WORK REQUIRED — Output every record word for word.

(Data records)
+ + +
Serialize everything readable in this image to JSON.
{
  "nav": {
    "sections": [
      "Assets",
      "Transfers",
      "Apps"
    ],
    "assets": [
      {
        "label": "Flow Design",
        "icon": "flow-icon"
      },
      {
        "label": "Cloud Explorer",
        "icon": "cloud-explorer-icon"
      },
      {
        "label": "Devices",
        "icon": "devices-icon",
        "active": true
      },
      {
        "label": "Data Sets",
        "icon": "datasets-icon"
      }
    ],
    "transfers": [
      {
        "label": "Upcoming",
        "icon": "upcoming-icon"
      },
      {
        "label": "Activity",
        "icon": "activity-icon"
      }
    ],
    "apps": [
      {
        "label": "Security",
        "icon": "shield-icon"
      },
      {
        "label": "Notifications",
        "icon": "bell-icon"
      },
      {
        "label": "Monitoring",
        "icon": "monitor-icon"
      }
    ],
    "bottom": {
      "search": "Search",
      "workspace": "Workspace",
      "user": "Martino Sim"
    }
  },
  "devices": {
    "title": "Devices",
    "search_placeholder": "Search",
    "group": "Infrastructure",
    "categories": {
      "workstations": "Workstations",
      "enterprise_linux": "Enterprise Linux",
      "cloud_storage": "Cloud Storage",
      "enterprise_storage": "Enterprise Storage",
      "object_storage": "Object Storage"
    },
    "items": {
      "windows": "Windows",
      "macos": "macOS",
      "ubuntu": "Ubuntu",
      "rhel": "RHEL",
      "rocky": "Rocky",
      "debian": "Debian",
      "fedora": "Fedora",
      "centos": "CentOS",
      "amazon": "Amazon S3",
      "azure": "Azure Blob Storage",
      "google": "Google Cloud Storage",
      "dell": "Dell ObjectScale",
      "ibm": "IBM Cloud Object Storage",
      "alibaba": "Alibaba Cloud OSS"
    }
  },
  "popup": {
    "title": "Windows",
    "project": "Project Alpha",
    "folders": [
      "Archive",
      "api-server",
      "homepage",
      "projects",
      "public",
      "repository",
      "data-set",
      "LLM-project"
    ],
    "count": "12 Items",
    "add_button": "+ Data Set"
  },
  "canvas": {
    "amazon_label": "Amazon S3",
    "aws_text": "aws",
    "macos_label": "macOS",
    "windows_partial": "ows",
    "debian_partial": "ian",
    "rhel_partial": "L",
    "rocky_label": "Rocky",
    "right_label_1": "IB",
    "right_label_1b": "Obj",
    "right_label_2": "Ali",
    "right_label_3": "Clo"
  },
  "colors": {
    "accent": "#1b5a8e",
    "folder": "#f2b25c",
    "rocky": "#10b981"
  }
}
+ + +
CORRECT RESULT —
Serialize everything readable in this image to JSON.
{
  "nav": {
    "sections": [
      "Assets",
      "Transfers",
      "Apps"
    ],
    "assets": [
      {
        "label": "Flow Design",
        "icon": "flow-icon"
      },
      {
        "label": "Cloud Explorer",
        "icon": "cloud-explorer-icon"
      },
      {
        "label": "Devices",
        "icon": "devices-icon",
        "active": true
      },
      {
        "label": "Data Sets",
        "icon": "datasets-icon"
      }
    ],
    "transfers": [
      {
        "label": "Upcoming",
        "icon": "upcoming-icon"
      },
      {
        "label": "Activity",
        "icon": "activity-icon"
      }
    ],
    "apps": [
      {
        "label": "Security",
        "icon": "shield-icon"
      },
      {
        "label": "Notifications",
        "icon": "bell-icon"
      },
      {
        "label": "Monitoring",
        "icon": "monitor-icon"
      }
    ],
    "bottom": {
      "search": "Search",
      "workspace": "Workspace",
      "user": "Martino Sim"
    }
  },
  "devices": {
    "title": "Devices",
    "search_placeholder": "Search",
    "group": "Infrastructure",
    "categories": {
      "workstations": "Workstations",
      "enterprise_linux": "Enterprise Linux",
      "cloud_storage": "Cloud Storage",
      "enterprise_storage": "Enterprise Storage",
      "object_storage": "Object Storage"
    },
    "items": {
      "windows": "Windows",
      "macos": "macOS",
      "ubuntu": "Ubuntu",
      "rhel": "RHEL",
      "rocky": "Rocky",
      "debian": "Debian",
      "fedora": "Fedora",
      "centos": "CentOS",
      "amazon": "Amazon S3",
      "azure": "Azure Blob Storage",
      "google": "Google Cloud Storage",
      "dell": "Dell ObjectScale",
      "ibm": "IBM Cloud Object Storage",
      "alibaba": "Alibaba Cloud OSS"
    }
  },
  "popup": {
    "title": "Windows",
    "project": "Project Alpha",
    "folders": [
      "Archive",
      "api-server",
      "homepage",
      "projects",
      "public",
      "repository",
      "data-set",
      "LLM-project"
    ],
    "count": "12 Items",
    "add_button": "+ Data Set"
  },
  "canvas": {
    "amazon_label": "Amazon S3",
    "aws_text": "aws",
    "macos_label": "macOS",
    "windows_partial": "ows",
    "debian_partial": "ian",
    "rhel_partial": "L",
    "rocky_label": "Rocky",
    "right_label_1": "IB",
    "right_label_1b": "Obj",
    "right_label_2": "Ali",
    "right_label_3": "Clo"
  },
  "colors": {
    "accent": "#1b5a8e",
    "folder": "#f2b25c",
    "rocky": "#10b981"
  }
}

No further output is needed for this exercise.